THE TASK: Print all the records exactly, please.

[Data items]
'''

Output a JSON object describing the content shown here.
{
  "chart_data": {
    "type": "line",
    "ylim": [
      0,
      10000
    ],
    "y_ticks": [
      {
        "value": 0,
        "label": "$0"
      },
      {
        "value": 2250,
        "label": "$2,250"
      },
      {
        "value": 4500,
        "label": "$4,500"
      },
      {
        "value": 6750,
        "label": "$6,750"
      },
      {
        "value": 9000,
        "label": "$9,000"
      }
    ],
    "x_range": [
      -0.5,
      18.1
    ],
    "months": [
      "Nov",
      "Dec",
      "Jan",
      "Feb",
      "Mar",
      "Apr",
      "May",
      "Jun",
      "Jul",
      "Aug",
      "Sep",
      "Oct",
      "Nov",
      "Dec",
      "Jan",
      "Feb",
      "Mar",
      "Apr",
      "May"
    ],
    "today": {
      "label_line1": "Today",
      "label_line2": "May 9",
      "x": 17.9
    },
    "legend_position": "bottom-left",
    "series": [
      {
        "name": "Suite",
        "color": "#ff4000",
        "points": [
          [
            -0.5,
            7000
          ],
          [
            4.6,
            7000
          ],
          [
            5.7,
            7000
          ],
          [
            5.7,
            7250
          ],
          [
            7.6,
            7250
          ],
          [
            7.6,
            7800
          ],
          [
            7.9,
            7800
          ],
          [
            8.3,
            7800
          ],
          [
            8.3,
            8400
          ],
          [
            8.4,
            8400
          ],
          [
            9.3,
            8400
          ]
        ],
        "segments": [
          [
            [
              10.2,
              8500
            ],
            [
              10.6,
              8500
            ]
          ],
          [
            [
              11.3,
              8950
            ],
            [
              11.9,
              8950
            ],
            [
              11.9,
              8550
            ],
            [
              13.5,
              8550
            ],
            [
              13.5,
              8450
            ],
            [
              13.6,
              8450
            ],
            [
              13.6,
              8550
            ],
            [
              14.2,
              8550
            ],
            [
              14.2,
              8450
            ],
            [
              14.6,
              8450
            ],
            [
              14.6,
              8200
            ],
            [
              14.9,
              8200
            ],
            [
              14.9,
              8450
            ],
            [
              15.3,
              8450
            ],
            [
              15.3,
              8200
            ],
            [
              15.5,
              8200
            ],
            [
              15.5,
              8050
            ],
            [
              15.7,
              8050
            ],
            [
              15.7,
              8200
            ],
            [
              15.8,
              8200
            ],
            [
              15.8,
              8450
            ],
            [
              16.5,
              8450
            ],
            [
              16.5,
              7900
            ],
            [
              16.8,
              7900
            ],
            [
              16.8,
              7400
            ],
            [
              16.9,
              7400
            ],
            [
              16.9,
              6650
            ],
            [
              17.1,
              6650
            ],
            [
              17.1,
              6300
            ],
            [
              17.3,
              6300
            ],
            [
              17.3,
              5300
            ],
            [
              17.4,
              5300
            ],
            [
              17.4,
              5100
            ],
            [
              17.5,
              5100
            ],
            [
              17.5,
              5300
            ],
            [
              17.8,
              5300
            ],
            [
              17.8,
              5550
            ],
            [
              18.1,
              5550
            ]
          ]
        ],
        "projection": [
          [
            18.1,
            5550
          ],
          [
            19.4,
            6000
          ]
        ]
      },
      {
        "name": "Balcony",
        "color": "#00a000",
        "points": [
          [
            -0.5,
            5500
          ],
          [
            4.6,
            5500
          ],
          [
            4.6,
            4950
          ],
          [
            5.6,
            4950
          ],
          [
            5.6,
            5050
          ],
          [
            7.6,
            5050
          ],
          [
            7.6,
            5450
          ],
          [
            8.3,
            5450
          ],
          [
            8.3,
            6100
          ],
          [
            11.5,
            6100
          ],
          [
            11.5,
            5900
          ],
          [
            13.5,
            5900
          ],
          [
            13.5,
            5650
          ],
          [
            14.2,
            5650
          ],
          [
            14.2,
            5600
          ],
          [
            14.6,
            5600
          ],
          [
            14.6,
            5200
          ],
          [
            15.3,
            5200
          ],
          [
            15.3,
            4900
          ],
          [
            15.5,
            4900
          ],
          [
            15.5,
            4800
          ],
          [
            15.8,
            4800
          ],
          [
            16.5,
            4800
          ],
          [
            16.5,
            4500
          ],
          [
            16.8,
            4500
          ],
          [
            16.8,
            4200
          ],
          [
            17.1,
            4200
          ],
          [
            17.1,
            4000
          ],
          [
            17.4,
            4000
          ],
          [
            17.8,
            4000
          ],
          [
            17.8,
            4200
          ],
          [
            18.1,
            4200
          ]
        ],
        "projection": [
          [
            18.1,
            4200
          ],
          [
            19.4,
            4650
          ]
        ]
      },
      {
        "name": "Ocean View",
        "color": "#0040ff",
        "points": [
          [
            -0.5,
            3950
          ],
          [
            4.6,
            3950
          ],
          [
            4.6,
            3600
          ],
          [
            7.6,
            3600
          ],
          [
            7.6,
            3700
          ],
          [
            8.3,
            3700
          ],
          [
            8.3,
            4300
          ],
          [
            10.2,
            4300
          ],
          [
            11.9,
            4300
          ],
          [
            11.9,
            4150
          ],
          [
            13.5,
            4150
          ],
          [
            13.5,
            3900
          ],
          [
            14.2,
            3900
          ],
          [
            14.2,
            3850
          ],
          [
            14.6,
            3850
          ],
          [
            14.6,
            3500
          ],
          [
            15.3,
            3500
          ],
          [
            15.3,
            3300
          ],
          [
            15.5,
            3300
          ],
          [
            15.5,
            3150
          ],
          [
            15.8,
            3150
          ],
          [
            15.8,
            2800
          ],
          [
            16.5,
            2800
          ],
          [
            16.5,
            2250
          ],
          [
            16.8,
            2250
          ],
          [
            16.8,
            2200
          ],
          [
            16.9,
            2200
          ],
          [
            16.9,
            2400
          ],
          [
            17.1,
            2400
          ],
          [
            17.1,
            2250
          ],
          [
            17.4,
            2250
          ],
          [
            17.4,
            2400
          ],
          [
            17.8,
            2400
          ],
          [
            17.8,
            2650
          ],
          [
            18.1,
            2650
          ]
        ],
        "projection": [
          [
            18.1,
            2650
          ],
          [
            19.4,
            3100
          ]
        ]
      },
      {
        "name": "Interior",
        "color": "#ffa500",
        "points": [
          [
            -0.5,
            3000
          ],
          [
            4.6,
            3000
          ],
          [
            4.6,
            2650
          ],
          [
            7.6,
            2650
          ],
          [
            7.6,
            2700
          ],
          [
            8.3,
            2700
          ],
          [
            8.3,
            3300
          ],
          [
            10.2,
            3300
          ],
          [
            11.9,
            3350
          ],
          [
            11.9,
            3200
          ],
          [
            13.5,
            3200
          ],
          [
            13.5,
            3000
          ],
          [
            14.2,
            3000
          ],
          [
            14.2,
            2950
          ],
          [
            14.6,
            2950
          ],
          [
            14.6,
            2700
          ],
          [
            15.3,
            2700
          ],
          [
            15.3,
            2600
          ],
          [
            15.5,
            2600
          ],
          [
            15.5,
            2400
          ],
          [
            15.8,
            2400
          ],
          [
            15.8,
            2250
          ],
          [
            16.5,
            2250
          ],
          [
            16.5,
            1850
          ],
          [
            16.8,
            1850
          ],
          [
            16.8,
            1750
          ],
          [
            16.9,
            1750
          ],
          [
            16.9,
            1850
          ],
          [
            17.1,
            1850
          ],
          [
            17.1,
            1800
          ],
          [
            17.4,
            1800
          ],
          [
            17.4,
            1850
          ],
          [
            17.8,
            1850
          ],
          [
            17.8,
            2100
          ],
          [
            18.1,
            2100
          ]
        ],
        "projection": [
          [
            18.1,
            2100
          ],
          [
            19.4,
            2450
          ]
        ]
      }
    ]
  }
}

'''

PROBLEM SOLUTION:
Output a JSON object describing the content shown here.
{
  "chart_data": {
    "type": "line",
    "ylim": [
      0,
      10000
    ],
    "y_ticks": [
      {
        "value": 0,
        "label": "$0"
      },
      {
        "value": 2250,
        "label": "$2,250"
      },
      {
        "value": 4500,
        "label": "$4,500"
      },
      {
        "value": 6750,
        "label": "$6,750"
      },
      {
        "value": 9000,
        "label": "$9,000"
      }
    ],
    "x_range": [
      -0.5,
      18.1
    ],
    "months": [
      "Nov",
      "Dec",
      "Jan",
      "Feb",
      "Mar",
      "Apr",
      "May",
      "Jun",
      "Jul",
      "Aug",
      "Sep",
      "Oct",
      "Nov",
      "Dec",
      "Jan",
      "Feb",
      "Mar",
      "Apr",
      "May"
    ],
    "today": {
      "label_line1": "Today",
      "label_line2": "May 9",
      "x": 17.9
    },
    "legend_position": "bottom-left",
    "series": [
      {
        "name": "Suite",
        "color": "#ff4000",
        "points": [
          [
            -0.5,
            7000
          ],
          [
            4.6,
            7000
          ],
          [
            5.7,
            7000
          ],
          [
            5.7,
            7250
          ],
          [
            7.6,
            7250
          ],
          [
            7.6,
            7800
          ],
          [
            7.9,
            7800
          ],
          [
            8.3,
            7800
          ],
          [
            8.3,
            8400
          ],
          [
            8.4,
            8400
          ],
          [
            9.3,
            8400
          ]
        ],
        "segments": [
          [
            [
              10.2,
              8500
            ],
            [
              10.6,
              8500
            ]
          ],
          [
            [
              11.3,
              8950
            ],
            [
              11.9,
              8950
            ],
            [
              11.9,
              8550
            ],
            [
              13.5,
              8550
            ],
            [
              13.5,
              8450
            ],
            [
              13.6,
              8450
            ],
            [
              13.6,
              8550
            ],
            [
              14.2,
              8550
            ],
            [
              14.2,
              8450
            ],
            [
              14.6,
              8450
            ],
            [
              14.6,
              8200
            ],
            [
              14.9,
              8200
            ],
            [
              14.9,
              8450
            ],
            [
              15.3,
              8450
            ],
            [
              15.3,
              8200
            ],
            [
              15.5,
              8200
            ],
            [
              15.5,
              8050
            ],
            [
              15.7,
              8050
            ],
            [
              15.7,
              8200
            ],
            [
              15.8,
              8200
            ],
            [
              15.8,
              8450
            ],
            [
              16.5,
              8450
            ],
            [
              16.5,
              7900
            ],
            [
              16.8,
              7900
            ],
            [
              16.8,
              7400
            ],
            [
              16.9,
              7400
            ],
            [
              16.9,
              6650
            ],
            [
              17.1,
              6650
            ],
            [
              17.1,
              6300
            ],
            [
              17.3,
              6300
            ],
            [
              17.3,
              5300
            ],
            [
              17.4,
              5300
            ],
            [
              17.4,
              5100
            ],
            [
              17.5,
              5100
            ],
            [
              17.5,
              5300
            ],
            [
              17.8,
              5300
            ],
            [
              17.8,
              5550
            ],
            [
              18.1,
              5550
            ]
          ]
        ],
        "projection": [
          [
            18.1,
            5550
          ],
          [
            19.4,
            6000
          ]
        ]
      },
      {
        "name": "Balcony",
        "color": "#00a000",
        "points": [
          [
            -0.5,
            5500
          ],
          [
            4.6,
            5500
          ],
          [
            4.6,
            4950
          ],
          [
            5.6,
            4950
          ],
          [
            5.6,
            5050
          ],
          [
            7.6,
            5050
          ],
          [
            7.6,
            5450
          ],
          [
            8.3,
            5450
          ],
          [
            8.3,
            6100
          ],
          [
            11.5,
            6100
          ],
          [
            11.5,
            5900
          ],
          [
            13.5,
            5900
          ],
          [
            13.5,
            5650
          ],
          [
            14.2,
            5650
          ],
          [
            14.2,
            5600
          ],
          [
            14.6,
            5600
          ],
          [
            14.6,
            5200
          ],
          [
            15.3,
            5200
          ],
          [
            15.3,
            4900
          ],
          [
            15.5,
            4900
          ],
          [
            15.5,
            4800
          ],
          [
            15.8,
            4800
          ],
          [
            16.5,
            4800
          ],
          [
            16.5,
            4500
          ],
          [
            16.8,
            4500
          ],
          [
            16.8,
            4200
          ],
          [
            17.1,
            4200
          ],
          [
            17.1,
            4000
          ],
          [
            17.4,
            4000
          ],
          [
            17.8,
            4000
          ],
          [
            17.8,
            4200
          ],
          [
            18.1,
            4200
          ]
        ],
        "projection": [
          [
            18.1,
            4200
          ],
          [
            19.4,
            4650
          ]
        ]
      },
      {
        "name": "Ocean View",
        "color": "#0040ff",
        "points": [
          [
            -0.5,
            3950
          ],
          [
            4.6,
            3950
          ],
          [
            4.6,
            3600
          ],
          [
            7.6,
            3600
          ],
          [
            7.6,
            3700
          ],
          [
            8.3,
            3700
          ],
          [
            8.3,
            4300
          ],
          [
            10.2,
            4300
          ],
          [
            11.9,
            4300
          ],
          [
            11.9,
            4150
          ],
          [
            13.5,
            4150
          ],
          [
            13.5,
            3900
          ],
          [
            14.2,
            3900
          ],
          [
            14.2,
            3850
          ],
          [
            14.6,
            3850
          ],
          [
            14.6,
            3500
          ],
          [
            15.3,
            3500
          ],
          [
            15.3,
            3300
          ],
          [
            15.5,
            3300
          ],
          [
            15.5,
            3150
          ],
          [
            15.8,
            3150
          ],
          [
            15.8,
            2800
          ],
          [
            16.5,
            2800
          ],
          [
            16.5,
            2250
          ],
          [
            16.8,
            2250
          ],
          [
            16.8,
            2200
          ],
          [
            16.9,
            2200
          ],
          [
            16.9,
            2400
          ],
          [
            17.1,
            2400
          ],
          [
            17.1,
            2250
          ],
          [
            17.4,
            2250
          ],
          [
            17.4,
            2400
          ],
          [
            17.8,
            2400
          ],
          [
            17.8,
            2650
          ],
          [
            18.1,
            2650
          ]
        ],
        "projection": [
          [
            18.1,
            2650
          ],
          [
            19.4,
            3100
          ]
        ]
      },
      {
        "name": "Interior",
        "color": "#ffa500",
        "points": [
          [
            -0.5,
            3000
          ],
          [
            4.6,
            3000
          ],
          [
            4.6,
            2650
          ],
          [
            7.6,
            2650
          ],
          [
            7.6,
            2700
          ],
          [
            8.3,
            2700
          ],
          [
            8.3,
            3300
          ],
          [
            10.2,
            3300
          ],
          [
            11.9,
            3350
          ],
          [
            11.9,
            3200
          ],
          [
            13.5,
            3200
          ],
          [
            13.5,
            3000
          ],
          [
            14.2,
            3000
          ],
          [
            14.2,
            2950
          ],
          [
            14.6,
            2950
          ],
          [
            14.6,
            2700
          ],
          [
            15.3,
            2700
          ],
          [
            15.3,
            2600
          ],
          [
            15.5,
            2600
          ],
          [
            15.5,
            2400
          ],
          [
            15.8,
            2400
          ],
          [
            15.8,
            2250
          ],
          [
            16.5,
            2250
          ],
          [
            16.5,
            1850
          ],
          [
            16.8,
            1850
          ],
          [
            16.8,
            1750
          ],
          [
            16.9,
            1750
          ],
          [
            16.9,
            1850
          ],
          [
            17.1,
            1850
          ],
          [
            17.1,
            1800
          ],
          [
            17.4,
            1800
          ],
          [
            17.4,
            1850
          ],
          [
            17.8,
            1850
          ],
          [
            17.8,
            2100
          ],
          [
            18.1,
            2100
          ]
        ],
        "projection": [
          [
            18.1,
            2100
          ],
          [
            19.4,
            2450
          ]
        ]
      }
    ]
  }
}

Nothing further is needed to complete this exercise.